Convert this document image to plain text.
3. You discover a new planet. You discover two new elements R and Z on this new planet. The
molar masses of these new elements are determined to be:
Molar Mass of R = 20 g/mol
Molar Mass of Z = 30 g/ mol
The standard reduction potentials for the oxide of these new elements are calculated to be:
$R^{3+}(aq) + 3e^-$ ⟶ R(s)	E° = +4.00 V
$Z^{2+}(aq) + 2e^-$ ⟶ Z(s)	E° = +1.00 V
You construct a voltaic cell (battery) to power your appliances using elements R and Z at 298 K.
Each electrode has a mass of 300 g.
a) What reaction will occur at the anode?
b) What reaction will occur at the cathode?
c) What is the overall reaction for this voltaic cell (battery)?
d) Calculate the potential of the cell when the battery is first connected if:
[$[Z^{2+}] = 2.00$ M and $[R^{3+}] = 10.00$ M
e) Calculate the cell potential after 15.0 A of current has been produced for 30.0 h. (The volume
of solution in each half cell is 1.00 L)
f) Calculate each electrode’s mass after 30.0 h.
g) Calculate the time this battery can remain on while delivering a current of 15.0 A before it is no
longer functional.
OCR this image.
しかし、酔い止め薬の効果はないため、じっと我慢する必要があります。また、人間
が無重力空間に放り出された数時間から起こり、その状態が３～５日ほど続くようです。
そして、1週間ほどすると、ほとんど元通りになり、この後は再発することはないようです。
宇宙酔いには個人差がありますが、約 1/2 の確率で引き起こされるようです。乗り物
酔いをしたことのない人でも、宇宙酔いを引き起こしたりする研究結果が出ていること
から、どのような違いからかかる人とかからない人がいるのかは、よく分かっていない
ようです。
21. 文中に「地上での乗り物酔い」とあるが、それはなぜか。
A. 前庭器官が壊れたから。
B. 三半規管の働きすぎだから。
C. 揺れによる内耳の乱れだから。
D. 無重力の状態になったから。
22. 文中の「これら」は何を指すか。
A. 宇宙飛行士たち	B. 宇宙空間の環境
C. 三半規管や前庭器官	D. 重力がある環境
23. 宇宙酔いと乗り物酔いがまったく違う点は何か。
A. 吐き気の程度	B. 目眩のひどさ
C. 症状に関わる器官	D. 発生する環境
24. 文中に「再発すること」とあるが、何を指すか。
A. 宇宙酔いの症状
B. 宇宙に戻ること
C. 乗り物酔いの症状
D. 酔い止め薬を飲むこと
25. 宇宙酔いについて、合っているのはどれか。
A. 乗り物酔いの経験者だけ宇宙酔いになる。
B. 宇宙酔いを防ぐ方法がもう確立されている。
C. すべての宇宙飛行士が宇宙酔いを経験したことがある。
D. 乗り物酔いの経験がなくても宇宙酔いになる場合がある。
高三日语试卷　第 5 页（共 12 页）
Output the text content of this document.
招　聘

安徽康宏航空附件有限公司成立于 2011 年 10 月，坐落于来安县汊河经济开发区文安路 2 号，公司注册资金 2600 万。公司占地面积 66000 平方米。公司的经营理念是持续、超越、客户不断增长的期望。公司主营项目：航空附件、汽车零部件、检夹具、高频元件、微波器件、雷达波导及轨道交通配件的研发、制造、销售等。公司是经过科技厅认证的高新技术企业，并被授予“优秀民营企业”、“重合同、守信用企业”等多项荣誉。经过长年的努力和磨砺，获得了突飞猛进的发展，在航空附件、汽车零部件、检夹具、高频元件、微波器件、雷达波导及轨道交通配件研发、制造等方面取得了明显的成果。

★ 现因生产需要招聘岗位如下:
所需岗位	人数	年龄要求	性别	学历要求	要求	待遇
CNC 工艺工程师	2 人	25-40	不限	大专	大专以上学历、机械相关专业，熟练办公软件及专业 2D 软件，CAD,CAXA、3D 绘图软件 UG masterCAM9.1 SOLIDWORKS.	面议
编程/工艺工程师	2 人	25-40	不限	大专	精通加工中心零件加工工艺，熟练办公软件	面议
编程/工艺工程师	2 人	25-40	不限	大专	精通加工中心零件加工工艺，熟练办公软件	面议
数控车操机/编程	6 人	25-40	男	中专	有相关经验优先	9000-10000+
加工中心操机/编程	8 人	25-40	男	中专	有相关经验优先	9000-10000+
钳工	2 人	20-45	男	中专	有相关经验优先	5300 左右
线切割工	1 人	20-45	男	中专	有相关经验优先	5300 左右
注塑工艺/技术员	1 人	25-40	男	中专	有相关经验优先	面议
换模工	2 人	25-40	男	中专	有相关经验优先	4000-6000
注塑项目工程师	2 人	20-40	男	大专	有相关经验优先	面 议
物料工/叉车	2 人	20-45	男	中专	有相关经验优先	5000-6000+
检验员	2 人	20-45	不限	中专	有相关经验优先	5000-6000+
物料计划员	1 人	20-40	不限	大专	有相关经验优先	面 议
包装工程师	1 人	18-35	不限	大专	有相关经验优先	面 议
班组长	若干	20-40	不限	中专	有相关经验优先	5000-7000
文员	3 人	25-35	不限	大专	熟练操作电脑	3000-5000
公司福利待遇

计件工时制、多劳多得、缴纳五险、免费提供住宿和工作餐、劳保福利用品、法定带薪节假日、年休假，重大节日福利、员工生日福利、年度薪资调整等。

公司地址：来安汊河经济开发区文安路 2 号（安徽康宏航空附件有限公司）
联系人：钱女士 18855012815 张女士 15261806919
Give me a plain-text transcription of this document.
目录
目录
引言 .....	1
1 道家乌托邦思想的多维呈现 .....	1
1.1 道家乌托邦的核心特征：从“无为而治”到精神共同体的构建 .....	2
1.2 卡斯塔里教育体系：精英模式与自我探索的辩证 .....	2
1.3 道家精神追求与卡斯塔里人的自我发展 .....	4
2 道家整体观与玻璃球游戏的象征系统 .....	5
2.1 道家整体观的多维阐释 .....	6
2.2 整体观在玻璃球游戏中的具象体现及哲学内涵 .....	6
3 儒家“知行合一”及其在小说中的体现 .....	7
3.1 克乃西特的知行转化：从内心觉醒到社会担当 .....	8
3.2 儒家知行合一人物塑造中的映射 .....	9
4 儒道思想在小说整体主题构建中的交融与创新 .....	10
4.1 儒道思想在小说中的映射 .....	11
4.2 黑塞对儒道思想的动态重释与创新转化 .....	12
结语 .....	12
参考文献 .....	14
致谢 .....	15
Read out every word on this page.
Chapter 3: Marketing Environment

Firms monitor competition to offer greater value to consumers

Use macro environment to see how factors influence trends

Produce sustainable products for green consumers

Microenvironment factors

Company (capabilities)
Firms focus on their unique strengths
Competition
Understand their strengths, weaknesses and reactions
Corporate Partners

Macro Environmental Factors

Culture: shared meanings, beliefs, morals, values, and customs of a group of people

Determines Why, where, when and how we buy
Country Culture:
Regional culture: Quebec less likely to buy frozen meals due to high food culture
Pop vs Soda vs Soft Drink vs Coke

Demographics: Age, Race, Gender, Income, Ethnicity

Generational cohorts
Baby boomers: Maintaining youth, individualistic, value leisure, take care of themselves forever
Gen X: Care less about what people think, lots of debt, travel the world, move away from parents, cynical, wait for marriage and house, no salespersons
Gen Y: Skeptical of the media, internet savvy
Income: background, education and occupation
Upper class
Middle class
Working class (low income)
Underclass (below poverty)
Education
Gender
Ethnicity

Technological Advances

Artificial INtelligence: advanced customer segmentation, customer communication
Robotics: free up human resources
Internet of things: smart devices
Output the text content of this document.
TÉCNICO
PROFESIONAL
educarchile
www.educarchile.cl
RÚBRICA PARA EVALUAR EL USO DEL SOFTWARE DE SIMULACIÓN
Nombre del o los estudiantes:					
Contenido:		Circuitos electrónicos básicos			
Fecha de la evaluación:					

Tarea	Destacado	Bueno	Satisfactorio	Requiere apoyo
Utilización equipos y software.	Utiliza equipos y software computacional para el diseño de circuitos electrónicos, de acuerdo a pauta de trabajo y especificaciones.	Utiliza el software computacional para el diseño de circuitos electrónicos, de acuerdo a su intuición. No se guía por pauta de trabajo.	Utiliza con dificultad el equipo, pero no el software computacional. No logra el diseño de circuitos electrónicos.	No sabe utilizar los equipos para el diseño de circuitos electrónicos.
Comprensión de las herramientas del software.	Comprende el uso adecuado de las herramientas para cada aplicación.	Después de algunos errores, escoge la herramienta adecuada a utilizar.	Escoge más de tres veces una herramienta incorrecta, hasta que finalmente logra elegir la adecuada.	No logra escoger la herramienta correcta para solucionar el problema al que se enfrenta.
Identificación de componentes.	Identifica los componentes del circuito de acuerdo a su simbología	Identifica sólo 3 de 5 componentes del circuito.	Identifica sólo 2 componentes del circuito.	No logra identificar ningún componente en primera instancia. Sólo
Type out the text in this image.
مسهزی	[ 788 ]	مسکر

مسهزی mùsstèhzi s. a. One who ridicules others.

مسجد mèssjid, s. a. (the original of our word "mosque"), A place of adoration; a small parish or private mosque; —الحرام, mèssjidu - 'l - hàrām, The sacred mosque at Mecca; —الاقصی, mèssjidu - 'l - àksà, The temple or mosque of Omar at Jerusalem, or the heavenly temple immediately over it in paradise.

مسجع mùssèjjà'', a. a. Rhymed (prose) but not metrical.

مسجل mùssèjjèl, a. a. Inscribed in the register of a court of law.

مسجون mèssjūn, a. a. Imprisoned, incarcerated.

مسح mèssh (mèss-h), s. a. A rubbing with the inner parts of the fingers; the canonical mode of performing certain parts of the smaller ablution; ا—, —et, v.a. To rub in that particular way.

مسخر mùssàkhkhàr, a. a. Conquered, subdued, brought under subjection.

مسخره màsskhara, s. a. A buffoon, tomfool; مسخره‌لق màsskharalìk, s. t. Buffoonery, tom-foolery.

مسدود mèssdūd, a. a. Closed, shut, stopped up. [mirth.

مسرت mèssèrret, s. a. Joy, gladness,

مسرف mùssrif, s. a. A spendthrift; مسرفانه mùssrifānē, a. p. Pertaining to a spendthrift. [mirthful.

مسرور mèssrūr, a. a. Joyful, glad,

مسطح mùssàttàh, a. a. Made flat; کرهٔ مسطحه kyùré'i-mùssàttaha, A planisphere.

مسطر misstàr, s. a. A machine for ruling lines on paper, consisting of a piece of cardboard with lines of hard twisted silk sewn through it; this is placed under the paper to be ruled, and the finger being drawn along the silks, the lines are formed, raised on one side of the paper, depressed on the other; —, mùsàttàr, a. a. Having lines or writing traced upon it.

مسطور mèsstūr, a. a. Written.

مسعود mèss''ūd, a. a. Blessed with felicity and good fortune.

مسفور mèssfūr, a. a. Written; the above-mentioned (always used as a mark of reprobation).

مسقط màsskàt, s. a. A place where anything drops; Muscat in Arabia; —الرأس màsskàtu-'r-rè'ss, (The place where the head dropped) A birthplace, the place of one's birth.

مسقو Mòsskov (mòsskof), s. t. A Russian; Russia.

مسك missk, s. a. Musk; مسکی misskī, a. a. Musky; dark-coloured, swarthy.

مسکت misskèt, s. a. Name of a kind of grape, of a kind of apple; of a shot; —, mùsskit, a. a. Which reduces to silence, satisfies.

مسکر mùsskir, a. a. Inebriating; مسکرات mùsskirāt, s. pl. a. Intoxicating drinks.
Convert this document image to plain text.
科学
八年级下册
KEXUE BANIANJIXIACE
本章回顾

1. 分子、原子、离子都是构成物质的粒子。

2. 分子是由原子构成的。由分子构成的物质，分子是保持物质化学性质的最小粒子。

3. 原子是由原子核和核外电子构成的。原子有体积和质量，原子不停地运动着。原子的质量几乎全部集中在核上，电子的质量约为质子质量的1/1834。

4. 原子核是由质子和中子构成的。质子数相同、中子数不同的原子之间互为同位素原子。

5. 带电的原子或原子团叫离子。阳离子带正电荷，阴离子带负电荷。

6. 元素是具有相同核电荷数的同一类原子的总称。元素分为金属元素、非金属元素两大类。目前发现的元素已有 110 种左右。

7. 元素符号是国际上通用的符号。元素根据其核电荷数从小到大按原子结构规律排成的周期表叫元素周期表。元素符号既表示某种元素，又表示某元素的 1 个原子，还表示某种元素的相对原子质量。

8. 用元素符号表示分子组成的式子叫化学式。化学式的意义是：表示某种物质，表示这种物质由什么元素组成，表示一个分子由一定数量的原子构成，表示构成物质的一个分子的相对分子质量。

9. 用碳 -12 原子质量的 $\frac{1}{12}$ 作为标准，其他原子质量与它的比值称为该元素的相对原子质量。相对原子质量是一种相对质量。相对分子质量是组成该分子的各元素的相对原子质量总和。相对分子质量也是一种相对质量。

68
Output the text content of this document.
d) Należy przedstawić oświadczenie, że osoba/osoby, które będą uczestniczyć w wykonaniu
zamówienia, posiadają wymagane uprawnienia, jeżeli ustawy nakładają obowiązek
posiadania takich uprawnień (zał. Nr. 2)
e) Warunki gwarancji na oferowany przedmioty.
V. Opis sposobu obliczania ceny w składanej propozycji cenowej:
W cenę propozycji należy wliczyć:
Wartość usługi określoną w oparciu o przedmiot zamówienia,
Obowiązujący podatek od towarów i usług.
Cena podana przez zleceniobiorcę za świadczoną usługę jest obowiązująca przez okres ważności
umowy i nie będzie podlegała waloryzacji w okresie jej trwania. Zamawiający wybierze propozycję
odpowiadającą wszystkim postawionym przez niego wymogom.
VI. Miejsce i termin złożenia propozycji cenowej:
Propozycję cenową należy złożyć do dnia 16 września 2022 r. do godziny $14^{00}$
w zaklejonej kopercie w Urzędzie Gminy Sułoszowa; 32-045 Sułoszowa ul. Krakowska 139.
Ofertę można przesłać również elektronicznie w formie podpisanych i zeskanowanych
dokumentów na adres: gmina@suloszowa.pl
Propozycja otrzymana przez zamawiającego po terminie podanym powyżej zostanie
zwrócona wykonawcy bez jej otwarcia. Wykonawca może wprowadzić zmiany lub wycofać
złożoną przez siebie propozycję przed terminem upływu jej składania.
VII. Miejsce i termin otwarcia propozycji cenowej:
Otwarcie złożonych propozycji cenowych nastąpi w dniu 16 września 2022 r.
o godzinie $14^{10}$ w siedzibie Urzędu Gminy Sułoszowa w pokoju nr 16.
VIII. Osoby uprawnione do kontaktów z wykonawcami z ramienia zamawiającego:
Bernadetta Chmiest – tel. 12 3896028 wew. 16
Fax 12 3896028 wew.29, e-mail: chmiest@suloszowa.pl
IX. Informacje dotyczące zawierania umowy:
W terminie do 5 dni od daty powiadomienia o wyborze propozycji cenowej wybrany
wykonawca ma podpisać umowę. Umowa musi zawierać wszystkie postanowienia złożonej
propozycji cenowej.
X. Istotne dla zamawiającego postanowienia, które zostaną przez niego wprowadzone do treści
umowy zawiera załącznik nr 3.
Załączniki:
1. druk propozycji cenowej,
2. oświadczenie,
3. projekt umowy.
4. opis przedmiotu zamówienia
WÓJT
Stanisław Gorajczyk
· · · · · · ·
GOAL:
Pull out all lines containing the word "Miejsce" from the entries above.

REPLY:
VI. Miejsce i termin złożenia propozycji cenowej:
VII. Miejsce i termin otwarcia propozycji cenowej:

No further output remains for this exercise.